> [DOCUMENT SECTION]:
--- START ---

A new study revisits a century-old question about how turbulence starts. The findings could potentially influence not only aircraft engineering but even design of mechanical heart valves, and treatment of heart disease.

Computer simulations at Stockholm’s KTH Royal Institute of Technology indicate that very small vortices may create increasingly larger swirls of flow—the opposite of the traditional view of how energy is transferred in turbulence.

Often seen in nature, from whirlpools to the shape of galaxies, vortices are one of the main flow structures that drive turbulence. The dominant idea over the last 100 years is that large swirling motions in a fluid break apart into smaller and smaller swirls, passing energy down the chain until it finally disappears – a process known as the forward cascade.

Johan Hoffman, professor of numerical analysis at KTH Royal Institute of Technology, says there is no reason to abandon that explanation, but now science has to make room for the possibility of another.

The study was published in Scientific Reports.

Hoffman and co-author Joel Kronborg, a PhD student at KTH, began the simulation with two large, counter‑rotating vortices. These big vortices created a very strong strain field — a region where the fluid is stretched in one direction and squeezed in another. That strain field generated the small vortices.

These small-scale vortices then reorganized themselves into patterns whose combined motion produces flow on larger scales. Hoffman says the team used advanced math to break down the flow into basic parts and to explain why the tiny vortices appeared and how they behaved.

Hoffman says the finding doesn’t rule out that energy is transferred also in the forward direction, from big to small vortices.

“Sometimes both can happen together,” he says.

“In fact, this is also the first step in the new mechanism, where energy is transferred from big vortices to vortices on the finest possible scale, before the transfer of energy is reversed to flow from small to larger scales,” he says.

The result could eventually impact a number of industries and applications where turbulence and vortex dynamics are important, he says.

“The aerodynamic performance of airplanes and vehicles is one such example, with potential gains in safety and fuel efficiency,” Hoffman says.

“Another example from our own research is the design of mechanical heart valves, and planning of clinical interventions to treat heart valve disease.”

--- END ---

(Document layout analysis data)
--- START ---

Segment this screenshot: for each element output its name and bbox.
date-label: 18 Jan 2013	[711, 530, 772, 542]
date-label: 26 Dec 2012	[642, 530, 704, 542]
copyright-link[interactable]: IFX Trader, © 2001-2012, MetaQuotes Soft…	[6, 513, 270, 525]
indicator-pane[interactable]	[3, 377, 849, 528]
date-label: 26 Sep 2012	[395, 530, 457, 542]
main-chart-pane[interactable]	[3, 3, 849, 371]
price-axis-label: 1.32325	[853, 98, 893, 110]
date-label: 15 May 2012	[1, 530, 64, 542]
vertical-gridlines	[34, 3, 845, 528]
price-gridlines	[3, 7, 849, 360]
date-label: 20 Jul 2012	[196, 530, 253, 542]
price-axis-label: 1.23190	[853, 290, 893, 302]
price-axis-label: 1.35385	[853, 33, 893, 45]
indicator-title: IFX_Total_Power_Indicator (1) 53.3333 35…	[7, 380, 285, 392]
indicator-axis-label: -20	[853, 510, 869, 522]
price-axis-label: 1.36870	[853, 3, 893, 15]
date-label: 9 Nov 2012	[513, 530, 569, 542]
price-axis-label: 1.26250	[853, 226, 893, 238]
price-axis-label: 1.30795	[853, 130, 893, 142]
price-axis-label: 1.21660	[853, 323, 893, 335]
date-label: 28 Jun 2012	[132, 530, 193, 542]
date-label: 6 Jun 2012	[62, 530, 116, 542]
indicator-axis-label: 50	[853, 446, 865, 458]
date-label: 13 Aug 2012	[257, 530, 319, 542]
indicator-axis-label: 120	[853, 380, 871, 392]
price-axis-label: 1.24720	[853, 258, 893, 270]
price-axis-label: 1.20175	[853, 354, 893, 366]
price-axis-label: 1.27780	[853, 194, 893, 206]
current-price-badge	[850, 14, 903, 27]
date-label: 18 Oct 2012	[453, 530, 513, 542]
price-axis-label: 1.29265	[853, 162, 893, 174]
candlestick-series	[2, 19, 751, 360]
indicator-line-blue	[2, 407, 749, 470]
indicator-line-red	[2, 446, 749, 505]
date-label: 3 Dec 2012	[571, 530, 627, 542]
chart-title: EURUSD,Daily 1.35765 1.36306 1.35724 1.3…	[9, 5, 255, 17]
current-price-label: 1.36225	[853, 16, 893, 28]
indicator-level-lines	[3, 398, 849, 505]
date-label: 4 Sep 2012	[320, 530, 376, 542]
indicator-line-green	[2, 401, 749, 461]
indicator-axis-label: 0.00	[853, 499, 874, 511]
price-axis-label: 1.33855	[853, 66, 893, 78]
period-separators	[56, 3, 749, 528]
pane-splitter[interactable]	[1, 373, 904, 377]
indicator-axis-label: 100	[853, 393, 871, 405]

--- END ---

> [CHECK YOUR UNDERSTANDING]:
[1] In the turbulence article, how did the small vortices arise in the simulation? Answer in one to three sentences.
[2] Can you duplicate the passage of the turbulence article between "The study was" and "to small vortices.", inclusive?
The listing comes from a separate source, unrelated to the turbulence article.

> [SOLVED PROBLEMS]:
[1] The simulation began with two large, counter-rotating vortices. These created a very strong strain field, a region where the fluid is stretched in one direction and squeezed in another, and that strain field generated the small vortices.

[2]
The study was published in Scientific Reports.

Hoffman and co-author Joel Kronborg, a PhD student at KTH, began the simulation with two large, counter‑rotating vortices. These big vortices created a very strong strain field — a region where the fluid is stretched in one direction and squeezed in another. That strain field generated the small vortices.

These small-scale vortices then reorganized themselves into patterns whose combined motion produces flow on larger scales. Hoffman says the team used advanced math to break down the flow into basic parts and to explain why the tiny vortices appeared and how they behaved.

Hoffman says the finding doesn’t rule out that energy is transferred also in the forward direction, from big to small vortices.